**EXERCISE INSTRUCTIONS**
Return the records exactly as they are.

**Items from a data source**
◇ ◇ ◇ ◇ ◇

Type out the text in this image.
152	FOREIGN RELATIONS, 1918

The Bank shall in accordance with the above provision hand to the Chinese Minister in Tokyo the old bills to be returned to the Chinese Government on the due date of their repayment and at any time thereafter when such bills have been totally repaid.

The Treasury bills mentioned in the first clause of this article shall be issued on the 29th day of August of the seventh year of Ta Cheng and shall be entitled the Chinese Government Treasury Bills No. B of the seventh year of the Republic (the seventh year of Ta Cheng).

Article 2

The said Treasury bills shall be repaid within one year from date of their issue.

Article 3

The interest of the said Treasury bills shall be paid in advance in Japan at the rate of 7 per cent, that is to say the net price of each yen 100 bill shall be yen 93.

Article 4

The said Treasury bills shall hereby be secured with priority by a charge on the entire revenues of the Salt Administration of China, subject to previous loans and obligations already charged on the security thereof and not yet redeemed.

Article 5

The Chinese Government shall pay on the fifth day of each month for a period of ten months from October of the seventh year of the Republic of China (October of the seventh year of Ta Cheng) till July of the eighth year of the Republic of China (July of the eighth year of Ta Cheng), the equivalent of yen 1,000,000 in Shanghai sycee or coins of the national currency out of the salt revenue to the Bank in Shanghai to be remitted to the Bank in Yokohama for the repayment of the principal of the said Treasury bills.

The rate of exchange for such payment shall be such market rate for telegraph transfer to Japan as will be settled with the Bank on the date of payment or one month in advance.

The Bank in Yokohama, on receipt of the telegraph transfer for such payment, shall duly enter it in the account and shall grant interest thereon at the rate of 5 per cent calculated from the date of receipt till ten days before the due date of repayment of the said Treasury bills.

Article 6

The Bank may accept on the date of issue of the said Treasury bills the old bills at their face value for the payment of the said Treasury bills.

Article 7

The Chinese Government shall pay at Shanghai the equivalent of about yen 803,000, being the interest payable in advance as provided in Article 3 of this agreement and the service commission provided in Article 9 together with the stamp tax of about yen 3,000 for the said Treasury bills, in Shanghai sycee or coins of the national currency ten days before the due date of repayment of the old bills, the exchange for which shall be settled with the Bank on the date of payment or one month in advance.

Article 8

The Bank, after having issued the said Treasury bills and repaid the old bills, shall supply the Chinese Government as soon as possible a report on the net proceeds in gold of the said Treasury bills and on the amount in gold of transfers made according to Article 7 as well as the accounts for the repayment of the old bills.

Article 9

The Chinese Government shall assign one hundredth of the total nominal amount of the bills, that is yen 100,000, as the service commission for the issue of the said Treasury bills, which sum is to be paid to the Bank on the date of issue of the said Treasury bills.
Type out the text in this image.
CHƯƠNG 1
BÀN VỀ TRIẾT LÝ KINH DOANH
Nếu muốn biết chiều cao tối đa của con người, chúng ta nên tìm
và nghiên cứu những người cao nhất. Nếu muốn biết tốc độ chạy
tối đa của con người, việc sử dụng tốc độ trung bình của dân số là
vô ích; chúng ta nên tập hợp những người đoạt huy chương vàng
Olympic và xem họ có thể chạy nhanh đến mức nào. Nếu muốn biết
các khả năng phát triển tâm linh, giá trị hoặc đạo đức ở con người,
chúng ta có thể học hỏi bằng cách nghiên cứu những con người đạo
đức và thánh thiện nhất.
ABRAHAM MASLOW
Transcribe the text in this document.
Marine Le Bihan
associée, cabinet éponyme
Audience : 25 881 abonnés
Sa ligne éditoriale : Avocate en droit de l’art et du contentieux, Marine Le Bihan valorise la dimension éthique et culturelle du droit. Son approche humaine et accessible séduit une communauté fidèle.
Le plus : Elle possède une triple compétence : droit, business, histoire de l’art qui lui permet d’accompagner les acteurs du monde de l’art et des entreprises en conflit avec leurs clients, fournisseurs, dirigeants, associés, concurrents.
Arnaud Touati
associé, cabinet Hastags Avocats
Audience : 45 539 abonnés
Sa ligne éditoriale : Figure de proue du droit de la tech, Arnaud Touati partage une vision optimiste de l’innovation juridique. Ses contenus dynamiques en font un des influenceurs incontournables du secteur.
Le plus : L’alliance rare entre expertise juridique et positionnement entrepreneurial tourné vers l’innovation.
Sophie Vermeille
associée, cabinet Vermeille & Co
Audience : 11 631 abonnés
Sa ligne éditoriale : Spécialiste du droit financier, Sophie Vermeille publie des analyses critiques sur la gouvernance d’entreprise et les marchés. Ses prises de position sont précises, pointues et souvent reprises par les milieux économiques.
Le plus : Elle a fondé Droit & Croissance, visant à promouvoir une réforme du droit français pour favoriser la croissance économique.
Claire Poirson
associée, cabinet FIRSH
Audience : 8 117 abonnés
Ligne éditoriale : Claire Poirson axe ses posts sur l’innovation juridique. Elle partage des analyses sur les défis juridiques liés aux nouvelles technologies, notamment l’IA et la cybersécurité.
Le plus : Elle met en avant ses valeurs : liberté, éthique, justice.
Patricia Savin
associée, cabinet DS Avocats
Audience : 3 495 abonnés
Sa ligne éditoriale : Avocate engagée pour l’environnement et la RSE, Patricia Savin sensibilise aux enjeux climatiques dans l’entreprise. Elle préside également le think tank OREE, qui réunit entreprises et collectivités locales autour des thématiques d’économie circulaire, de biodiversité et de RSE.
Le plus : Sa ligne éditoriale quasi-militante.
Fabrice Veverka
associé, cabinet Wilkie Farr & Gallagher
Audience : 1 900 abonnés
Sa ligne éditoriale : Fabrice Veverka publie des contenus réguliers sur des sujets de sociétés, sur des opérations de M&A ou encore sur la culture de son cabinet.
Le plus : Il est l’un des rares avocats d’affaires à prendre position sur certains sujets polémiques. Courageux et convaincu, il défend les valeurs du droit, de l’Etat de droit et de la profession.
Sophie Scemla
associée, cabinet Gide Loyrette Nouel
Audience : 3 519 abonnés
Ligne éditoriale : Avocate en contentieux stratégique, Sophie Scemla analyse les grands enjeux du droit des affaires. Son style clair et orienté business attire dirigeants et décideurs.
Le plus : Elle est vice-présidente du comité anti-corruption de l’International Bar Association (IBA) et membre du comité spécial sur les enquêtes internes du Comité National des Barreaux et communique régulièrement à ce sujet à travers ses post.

◇ ◇ ◇ ◇ ◇

**OUTPUT OF THE TASK**
Type out the text in this image.
152	FOREIGN RELATIONS, 1918

The Bank shall in accordance with the above provision hand to the Chinese Minister in Tokyo the old bills to be returned to the Chinese Government on the due date of their repayment and at any time thereafter when such bills have been totally repaid.

The Treasury bills mentioned in the first clause of this article shall be issued on the 29th day of August of the seventh year of Ta Cheng and shall be entitled the Chinese Government Treasury Bills No. B of the seventh year of the Republic (the seventh year of Ta Cheng).

Article 2

The said Treasury bills shall be repaid within one year from date of their issue.

Article 3

The interest of the said Treasury bills shall be paid in advance in Japan at the rate of 7 per cent, that is to say the net price of each yen 100 bill shall be yen 93.

Article 4

The said Treasury bills shall hereby be secured with priority by a charge on the entire revenues of the Salt Administration of China, subject to previous loans and obligations already charged on the security thereof and not yet redeemed.

Article 5

The Chinese Government shall pay on the fifth day of each month for a period of ten months from October of the seventh year of the Republic of China (October of the seventh year of Ta Cheng) till July of the eighth year of the Republic of China (July of the eighth year of Ta Cheng), the equivalent of yen 1,000,000 in Shanghai sycee or coins of the national currency out of the salt revenue to the Bank in Shanghai to be remitted to the Bank in Yokohama for the repayment of the principal of the said Treasury bills.

The rate of exchange for such payment shall be such market rate for telegraph transfer to Japan as will be settled with the Bank on the date of payment or one month in advance.

The Bank in Yokohama, on receipt of the telegraph transfer for such payment, shall duly enter it in the account and shall grant interest thereon at the rate of 5 per cent calculated from the date of receipt till ten days before the due date of repayment of the said Treasury bills.

Article 6

The Bank may accept on the date of issue of the said Treasury bills the old bills at their face value for the payment of the said Treasury bills.

Article 7

The Chinese Government shall pay at Shanghai the equivalent of about yen 803,000, being the interest payable in advance as provided in Article 3 of this agreement and the service commission provided in Article 9 together with the stamp tax of about yen 3,000 for the said Treasury bills, in Shanghai sycee or coins of the national currency ten days before the due date of repayment of the old bills, the exchange for which shall be settled with the Bank on the date of payment or one month in advance.

Article 8

The Bank, after having issued the said Treasury bills and repaid the old bills, shall supply the Chinese Government as soon as possible a report on the net proceeds in gold of the said Treasury bills and on the amount in gold of transfers made according to Article 7 as well as the accounts for the repayment of the old bills.

Article 9

The Chinese Government shall assign one hundredth of the total nominal amount of the bills, that is yen 100,000, as the service commission for the issue of the said Treasury bills, which sum is to be paid to the Bank on the date of issue of the said Treasury bills.
Type out the text in this image.
CHƯƠNG 1
BÀN VỀ TRIẾT LÝ KINH DOANH
Nếu muốn biết chiều cao tối đa của con người, chúng ta nên tìm
và nghiên cứu những người cao nhất. Nếu muốn biết tốc độ chạy
tối đa của con người, việc sử dụng tốc độ trung bình của dân số là
vô ích; chúng ta nên tập hợp những người đoạt huy chương vàng
Olympic và xem họ có thể chạy nhanh đến mức nào. Nếu muốn biết
các khả năng phát triển tâm linh, giá trị hoặc đạo đức ở con người,
chúng ta có thể học hỏi bằng cách nghiên cứu những con người đạo
đức và thánh thiện nhất.
ABRAHAM MASLOW
Transcribe the text in this document.
Marine Le Bihan
associée, cabinet éponyme
Audience : 25 881 abonnés
Sa ligne éditoriale : Avocate en droit de l’art et du contentieux, Marine Le Bihan valorise la dimension éthique et culturelle du droit. Son approche humaine et accessible séduit une communauté fidèle.
Le plus : Elle possède une triple compétence : droit, business, histoire de l’art qui lui permet d’accompagner les acteurs du monde de l’art et des entreprises en conflit avec leurs clients, fournisseurs, dirigeants, associés, concurrents.
Arnaud Touati
associé, cabinet Hastags Avocats
Audience : 45 539 abonnés
Sa ligne éditoriale : Figure de proue du droit de la tech, Arnaud Touati partage une vision optimiste de l’innovation juridique. Ses contenus dynamiques en font un des influenceurs incontournables du secteur.
Le plus : L’alliance rare entre expertise juridique et positionnement entrepreneurial tourné vers l’innovation.
Sophie Vermeille
associée, cabinet Vermeille & Co
Audience : 11 631 abonnés
Sa ligne éditoriale : Spécialiste du droit financier, Sophie Vermeille publie des analyses critiques sur la gouvernance d’entreprise et les marchés. Ses prises de position sont précises, pointues et souvent reprises par les milieux économiques.
Le plus : Elle a fondé Droit & Croissance, visant à promouvoir une réforme du droit français pour favoriser la croissance économique.
Claire Poirson
associée, cabinet FIRSH
Audience : 8 117 abonnés
Ligne éditoriale : Claire Poirson axe ses posts sur l’innovation juridique. Elle partage des analyses sur les défis juridiques liés aux nouvelles technologies, notamment l’IA et la cybersécurité.
Le plus : Elle met en avant ses valeurs : liberté, éthique, justice.
Patricia Savin
associée, cabinet DS Avocats
Audience : 3 495 abonnés
Sa ligne éditoriale : Avocate engagée pour l’environnement et la RSE, Patricia Savin sensibilise aux enjeux climatiques dans l’entreprise. Elle préside également le think tank OREE, qui réunit entreprises et collectivités locales autour des thématiques d’économie circulaire, de biodiversité et de RSE.
Le plus : Sa ligne éditoriale quasi-militante.
Fabrice Veverka
associé, cabinet Wilkie Farr & Gallagher
Audience : 1 900 abonnés
Sa ligne éditoriale : Fabrice Veverka publie des contenus réguliers sur des sujets de sociétés, sur des opérations de M&A ou encore sur la culture de son cabinet.
Le plus : Il est l’un des rares avocats d’affaires à prendre position sur certains sujets polémiques. Courageux et convaincu, il défend les valeurs du droit, de l’Etat de droit et de la profession.
Sophie Scemla
associée, cabinet Gide Loyrette Nouel
Audience : 3 519 abonnés
Ligne éditoriale : Avocate en contentieux stratégique, Sophie Scemla analyse les grands enjeux du droit des affaires. Son style clair et orienté business attire dirigeants et décideurs.
Le plus : Elle est vice-présidente du comité anti-corruption de l’International Bar Association (IBA) et membre du comité spécial sur les enquêtes internes du Comité National des Barreaux et communique régulièrement à ce sujet à travers ses post.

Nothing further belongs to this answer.